Task prompt -
Search the records that follow and extract every line containing the string "Shutdown".

:: Items

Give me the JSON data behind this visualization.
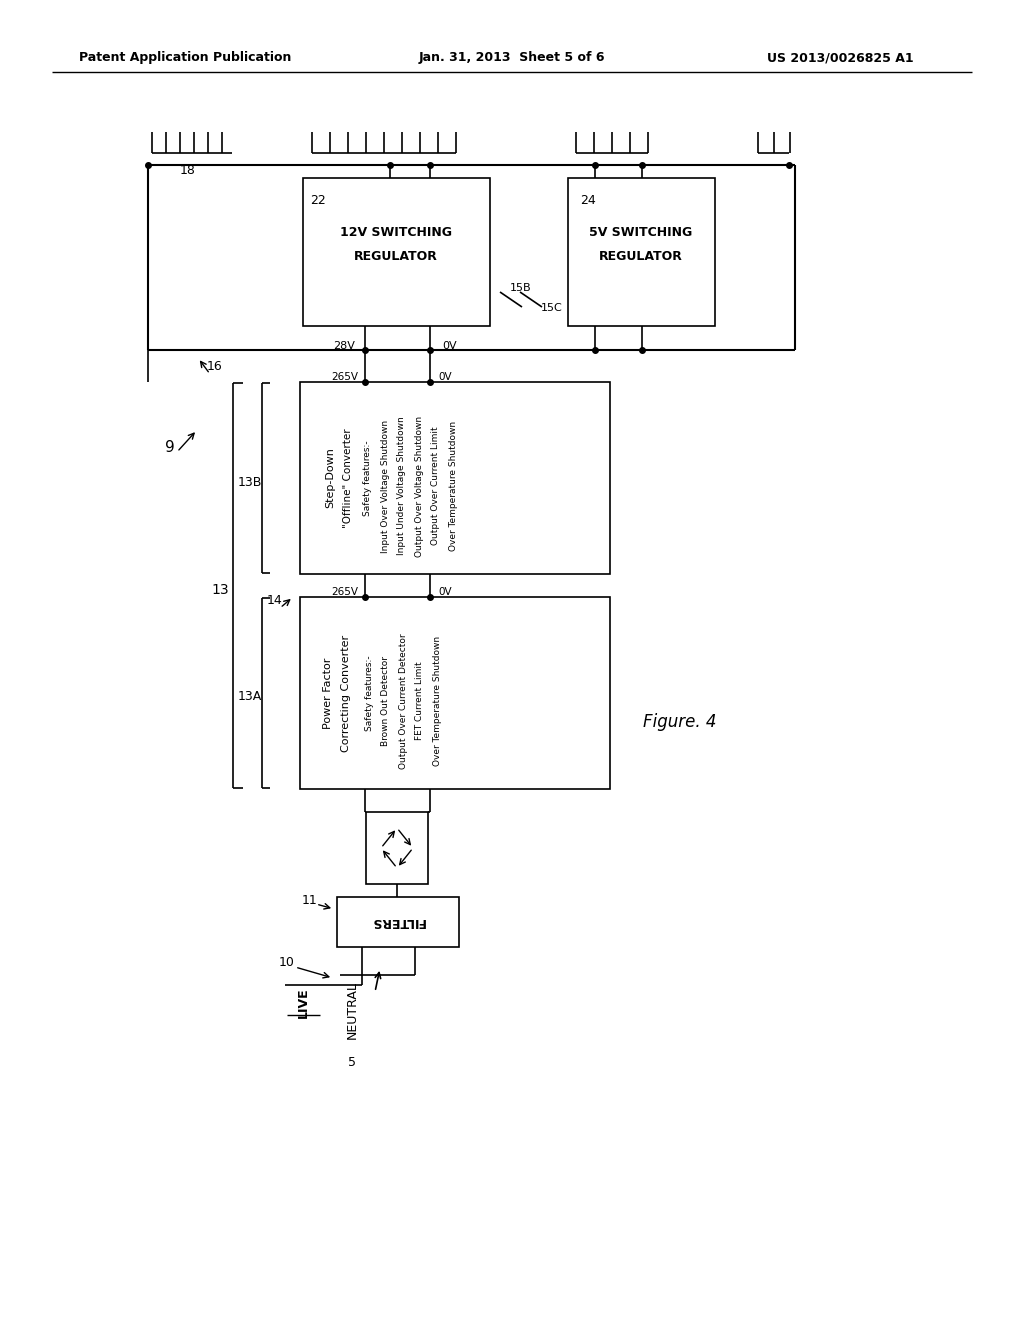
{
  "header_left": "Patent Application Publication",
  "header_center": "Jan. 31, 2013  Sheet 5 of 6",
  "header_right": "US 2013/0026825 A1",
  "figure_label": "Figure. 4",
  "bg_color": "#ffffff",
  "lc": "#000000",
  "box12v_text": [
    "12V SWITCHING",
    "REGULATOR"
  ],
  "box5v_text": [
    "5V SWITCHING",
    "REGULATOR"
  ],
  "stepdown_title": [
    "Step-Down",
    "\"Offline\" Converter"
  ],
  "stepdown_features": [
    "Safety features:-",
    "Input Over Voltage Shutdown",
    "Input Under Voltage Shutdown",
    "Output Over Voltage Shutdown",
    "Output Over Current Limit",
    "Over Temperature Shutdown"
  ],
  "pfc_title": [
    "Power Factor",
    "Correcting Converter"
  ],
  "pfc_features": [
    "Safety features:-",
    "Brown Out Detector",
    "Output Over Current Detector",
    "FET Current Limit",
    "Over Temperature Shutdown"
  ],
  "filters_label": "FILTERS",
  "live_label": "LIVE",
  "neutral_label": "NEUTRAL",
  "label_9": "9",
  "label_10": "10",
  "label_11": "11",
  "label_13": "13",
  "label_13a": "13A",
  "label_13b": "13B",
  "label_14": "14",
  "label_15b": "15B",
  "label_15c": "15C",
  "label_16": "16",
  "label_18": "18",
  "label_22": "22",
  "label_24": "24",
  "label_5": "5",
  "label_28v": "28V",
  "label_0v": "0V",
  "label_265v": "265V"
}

::::
:: Items

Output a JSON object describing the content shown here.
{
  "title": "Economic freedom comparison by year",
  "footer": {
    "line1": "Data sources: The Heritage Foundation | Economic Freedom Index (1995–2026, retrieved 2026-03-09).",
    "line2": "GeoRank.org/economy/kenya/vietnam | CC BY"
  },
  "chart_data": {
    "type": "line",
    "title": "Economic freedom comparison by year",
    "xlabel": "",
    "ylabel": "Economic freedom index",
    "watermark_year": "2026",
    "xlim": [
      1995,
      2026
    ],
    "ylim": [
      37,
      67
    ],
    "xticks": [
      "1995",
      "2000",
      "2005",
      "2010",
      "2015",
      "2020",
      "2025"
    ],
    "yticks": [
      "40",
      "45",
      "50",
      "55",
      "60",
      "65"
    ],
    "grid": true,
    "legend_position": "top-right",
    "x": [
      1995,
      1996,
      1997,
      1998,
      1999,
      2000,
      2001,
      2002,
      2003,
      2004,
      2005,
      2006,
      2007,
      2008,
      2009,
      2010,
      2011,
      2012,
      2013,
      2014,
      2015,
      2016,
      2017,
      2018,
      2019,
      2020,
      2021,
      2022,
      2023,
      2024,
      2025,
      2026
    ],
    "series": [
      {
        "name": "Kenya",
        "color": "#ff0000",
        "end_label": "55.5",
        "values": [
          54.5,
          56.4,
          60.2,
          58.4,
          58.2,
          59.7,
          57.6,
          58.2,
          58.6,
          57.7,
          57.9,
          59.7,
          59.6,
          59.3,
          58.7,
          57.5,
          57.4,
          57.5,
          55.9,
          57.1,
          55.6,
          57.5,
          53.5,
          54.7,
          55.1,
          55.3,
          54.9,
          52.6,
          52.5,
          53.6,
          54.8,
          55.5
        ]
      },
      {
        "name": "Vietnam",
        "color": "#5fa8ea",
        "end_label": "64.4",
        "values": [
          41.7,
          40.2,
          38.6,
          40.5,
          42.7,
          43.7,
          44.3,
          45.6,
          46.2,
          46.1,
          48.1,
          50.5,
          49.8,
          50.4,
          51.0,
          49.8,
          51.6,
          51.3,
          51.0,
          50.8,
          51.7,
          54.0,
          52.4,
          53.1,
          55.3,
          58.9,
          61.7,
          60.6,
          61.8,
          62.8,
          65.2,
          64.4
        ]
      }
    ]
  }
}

::::

Expected output -
    "Input Over Voltage Shutdown",
    "Input Under Voltage Shutdown",
    "Output Over Voltage Shutdown",
    "Over Temperature Shutdown"
    "Over Temperature Shutdown"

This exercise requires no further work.